Task instructions: In the following material, identify every line holding the string "Tijdens" and return it.

Stored records:
[start]

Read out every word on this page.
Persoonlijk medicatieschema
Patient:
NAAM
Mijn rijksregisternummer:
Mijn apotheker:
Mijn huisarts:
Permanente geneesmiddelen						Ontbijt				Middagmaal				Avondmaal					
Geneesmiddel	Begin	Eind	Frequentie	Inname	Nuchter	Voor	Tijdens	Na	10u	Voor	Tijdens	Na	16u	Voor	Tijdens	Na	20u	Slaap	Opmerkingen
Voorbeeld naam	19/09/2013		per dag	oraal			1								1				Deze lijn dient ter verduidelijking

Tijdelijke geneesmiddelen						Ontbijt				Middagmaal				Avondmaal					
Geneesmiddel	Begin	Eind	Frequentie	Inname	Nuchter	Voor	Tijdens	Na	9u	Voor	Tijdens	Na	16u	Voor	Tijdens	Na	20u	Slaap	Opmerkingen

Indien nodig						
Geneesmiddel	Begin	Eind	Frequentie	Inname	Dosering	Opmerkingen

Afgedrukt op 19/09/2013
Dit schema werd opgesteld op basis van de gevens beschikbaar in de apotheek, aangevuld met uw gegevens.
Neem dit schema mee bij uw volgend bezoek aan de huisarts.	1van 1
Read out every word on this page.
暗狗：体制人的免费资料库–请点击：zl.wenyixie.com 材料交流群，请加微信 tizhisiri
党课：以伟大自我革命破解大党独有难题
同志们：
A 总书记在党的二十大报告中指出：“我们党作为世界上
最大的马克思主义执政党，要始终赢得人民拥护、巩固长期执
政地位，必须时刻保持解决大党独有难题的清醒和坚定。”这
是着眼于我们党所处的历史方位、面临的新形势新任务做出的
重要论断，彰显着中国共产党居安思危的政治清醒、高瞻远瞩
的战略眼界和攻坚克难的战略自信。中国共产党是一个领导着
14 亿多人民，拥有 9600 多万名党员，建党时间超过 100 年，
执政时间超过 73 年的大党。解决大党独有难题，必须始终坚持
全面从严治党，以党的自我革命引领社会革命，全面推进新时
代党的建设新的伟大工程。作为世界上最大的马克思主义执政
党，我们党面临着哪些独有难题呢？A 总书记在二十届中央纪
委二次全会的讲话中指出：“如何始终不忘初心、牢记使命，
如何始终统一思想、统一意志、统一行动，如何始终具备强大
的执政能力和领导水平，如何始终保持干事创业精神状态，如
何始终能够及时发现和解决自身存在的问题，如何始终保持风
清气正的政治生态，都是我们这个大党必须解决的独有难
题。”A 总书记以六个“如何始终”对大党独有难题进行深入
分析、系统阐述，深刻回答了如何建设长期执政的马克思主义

[end]
[start]

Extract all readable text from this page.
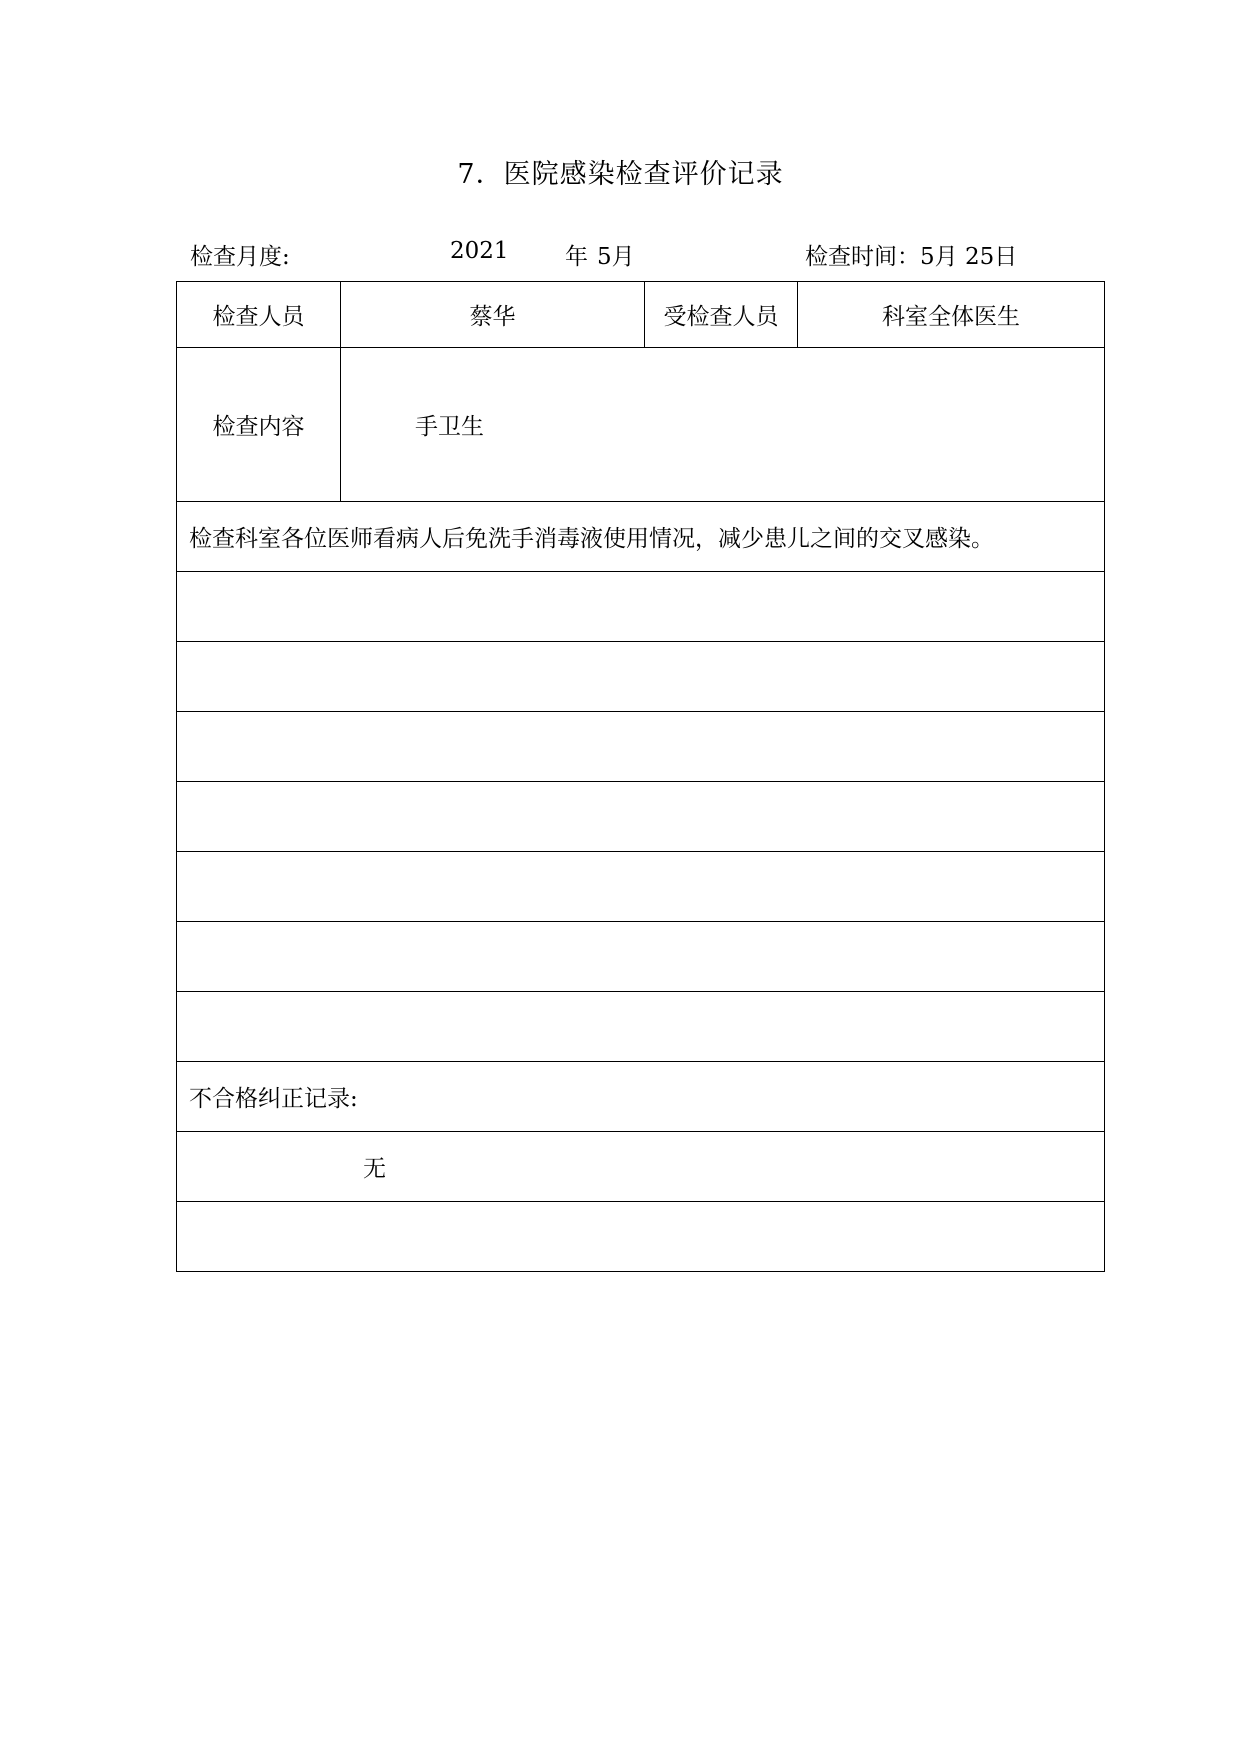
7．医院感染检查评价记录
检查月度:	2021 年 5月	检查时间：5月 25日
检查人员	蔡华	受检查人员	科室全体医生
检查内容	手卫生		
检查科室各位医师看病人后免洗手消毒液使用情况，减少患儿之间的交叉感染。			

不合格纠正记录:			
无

[end]

Correct answer:
Geneesmiddel	Begin	Eind	Frequentie	Inname	Nuchter	Voor	Tijdens	Na	10u	Voor	Tijdens	Na	16u	Voor	Tijdens	Na	20u	Slaap	Opmerkingen
Geneesmiddel	Begin	Eind	Frequentie	Inname	Nuchter	Voor	Tijdens	Na	9u	Voor	Tijdens	Na	16u	Voor	Tijdens	Na	20u	Slaap	Opmerkingen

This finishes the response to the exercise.